======== Dataset records ========

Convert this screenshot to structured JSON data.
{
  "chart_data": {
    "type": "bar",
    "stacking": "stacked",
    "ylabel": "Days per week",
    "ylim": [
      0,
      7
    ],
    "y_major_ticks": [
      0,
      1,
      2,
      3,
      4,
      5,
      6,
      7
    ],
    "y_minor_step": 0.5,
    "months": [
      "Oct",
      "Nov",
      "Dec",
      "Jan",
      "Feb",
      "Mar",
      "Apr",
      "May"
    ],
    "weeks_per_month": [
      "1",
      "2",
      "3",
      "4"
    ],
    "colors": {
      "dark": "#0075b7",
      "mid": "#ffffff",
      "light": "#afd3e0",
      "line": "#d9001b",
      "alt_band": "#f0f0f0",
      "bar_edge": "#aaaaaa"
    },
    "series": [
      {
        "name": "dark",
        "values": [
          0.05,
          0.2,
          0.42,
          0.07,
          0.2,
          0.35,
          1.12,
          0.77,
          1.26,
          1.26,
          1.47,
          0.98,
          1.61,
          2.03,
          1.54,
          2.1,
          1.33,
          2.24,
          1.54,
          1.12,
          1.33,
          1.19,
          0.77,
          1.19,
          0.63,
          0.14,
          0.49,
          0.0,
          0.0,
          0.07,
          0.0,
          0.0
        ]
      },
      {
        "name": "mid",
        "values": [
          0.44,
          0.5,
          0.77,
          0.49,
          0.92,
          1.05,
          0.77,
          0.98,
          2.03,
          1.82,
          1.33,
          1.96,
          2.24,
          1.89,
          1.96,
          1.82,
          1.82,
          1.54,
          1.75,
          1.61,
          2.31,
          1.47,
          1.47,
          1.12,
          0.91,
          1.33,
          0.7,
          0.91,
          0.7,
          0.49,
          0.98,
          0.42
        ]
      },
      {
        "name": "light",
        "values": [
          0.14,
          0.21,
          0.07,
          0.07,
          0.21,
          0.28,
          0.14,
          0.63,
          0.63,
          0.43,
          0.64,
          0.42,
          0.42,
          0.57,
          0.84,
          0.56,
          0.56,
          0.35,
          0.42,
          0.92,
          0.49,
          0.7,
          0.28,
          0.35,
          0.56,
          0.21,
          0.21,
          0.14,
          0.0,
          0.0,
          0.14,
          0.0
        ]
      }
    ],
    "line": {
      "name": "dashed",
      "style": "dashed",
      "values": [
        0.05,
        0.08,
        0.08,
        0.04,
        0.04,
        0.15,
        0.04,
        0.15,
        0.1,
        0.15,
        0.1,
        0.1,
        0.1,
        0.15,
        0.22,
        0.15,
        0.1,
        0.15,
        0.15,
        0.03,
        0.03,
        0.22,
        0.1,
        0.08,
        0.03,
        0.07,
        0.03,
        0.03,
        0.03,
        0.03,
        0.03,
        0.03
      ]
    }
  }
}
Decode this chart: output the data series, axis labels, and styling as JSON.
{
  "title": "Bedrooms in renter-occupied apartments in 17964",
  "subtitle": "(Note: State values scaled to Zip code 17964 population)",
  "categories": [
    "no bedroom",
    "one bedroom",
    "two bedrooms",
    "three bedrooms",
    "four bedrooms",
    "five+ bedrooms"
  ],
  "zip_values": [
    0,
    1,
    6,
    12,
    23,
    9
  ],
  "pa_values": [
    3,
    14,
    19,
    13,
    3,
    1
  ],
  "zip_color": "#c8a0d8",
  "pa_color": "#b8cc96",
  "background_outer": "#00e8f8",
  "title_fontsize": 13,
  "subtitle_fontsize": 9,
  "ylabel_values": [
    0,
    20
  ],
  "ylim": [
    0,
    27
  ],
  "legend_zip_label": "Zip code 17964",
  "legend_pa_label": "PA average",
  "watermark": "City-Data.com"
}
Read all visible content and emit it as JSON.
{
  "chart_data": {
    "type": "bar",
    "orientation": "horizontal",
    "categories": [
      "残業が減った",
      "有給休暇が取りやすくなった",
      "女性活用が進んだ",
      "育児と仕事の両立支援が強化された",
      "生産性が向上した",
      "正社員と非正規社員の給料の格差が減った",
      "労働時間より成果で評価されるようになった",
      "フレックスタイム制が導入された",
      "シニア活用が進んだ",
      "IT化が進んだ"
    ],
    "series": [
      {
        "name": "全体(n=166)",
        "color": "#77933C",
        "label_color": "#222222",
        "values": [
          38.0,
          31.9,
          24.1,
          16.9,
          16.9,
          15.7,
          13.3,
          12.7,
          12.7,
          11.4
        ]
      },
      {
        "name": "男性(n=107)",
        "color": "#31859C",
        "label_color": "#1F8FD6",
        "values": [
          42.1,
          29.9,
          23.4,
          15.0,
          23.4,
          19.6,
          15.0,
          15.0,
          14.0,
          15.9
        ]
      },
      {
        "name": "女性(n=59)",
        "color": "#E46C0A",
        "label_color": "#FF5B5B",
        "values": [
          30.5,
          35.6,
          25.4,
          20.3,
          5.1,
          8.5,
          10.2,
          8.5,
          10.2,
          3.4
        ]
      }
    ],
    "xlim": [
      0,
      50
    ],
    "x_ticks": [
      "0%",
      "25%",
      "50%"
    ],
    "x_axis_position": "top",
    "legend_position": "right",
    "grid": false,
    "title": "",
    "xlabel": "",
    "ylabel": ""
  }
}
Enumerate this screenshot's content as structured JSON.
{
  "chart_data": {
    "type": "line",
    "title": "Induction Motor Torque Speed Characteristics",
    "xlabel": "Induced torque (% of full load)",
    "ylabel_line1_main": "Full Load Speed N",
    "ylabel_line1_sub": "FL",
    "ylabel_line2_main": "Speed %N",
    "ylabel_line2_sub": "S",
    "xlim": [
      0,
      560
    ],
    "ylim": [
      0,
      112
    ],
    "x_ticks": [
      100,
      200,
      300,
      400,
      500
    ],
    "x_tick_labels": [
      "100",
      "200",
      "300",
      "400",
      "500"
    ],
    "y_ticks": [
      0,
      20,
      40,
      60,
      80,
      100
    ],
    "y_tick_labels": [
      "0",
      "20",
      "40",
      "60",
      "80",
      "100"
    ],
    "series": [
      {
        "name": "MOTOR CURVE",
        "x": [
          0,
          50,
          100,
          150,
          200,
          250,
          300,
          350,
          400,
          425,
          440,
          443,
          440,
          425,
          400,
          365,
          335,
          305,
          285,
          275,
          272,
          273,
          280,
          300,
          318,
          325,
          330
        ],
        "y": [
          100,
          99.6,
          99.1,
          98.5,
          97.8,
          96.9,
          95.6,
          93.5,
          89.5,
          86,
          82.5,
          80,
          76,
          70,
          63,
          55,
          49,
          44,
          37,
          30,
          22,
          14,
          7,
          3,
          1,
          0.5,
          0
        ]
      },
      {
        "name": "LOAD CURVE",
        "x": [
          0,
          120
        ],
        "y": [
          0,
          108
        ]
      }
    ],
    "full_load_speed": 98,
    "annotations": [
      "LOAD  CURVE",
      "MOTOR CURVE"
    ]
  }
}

========

Collect every line from the records above that contains the word "xlabel".

=== In response ===
    "xlabel": "",
    "xlabel": "Induced torque (% of full load)",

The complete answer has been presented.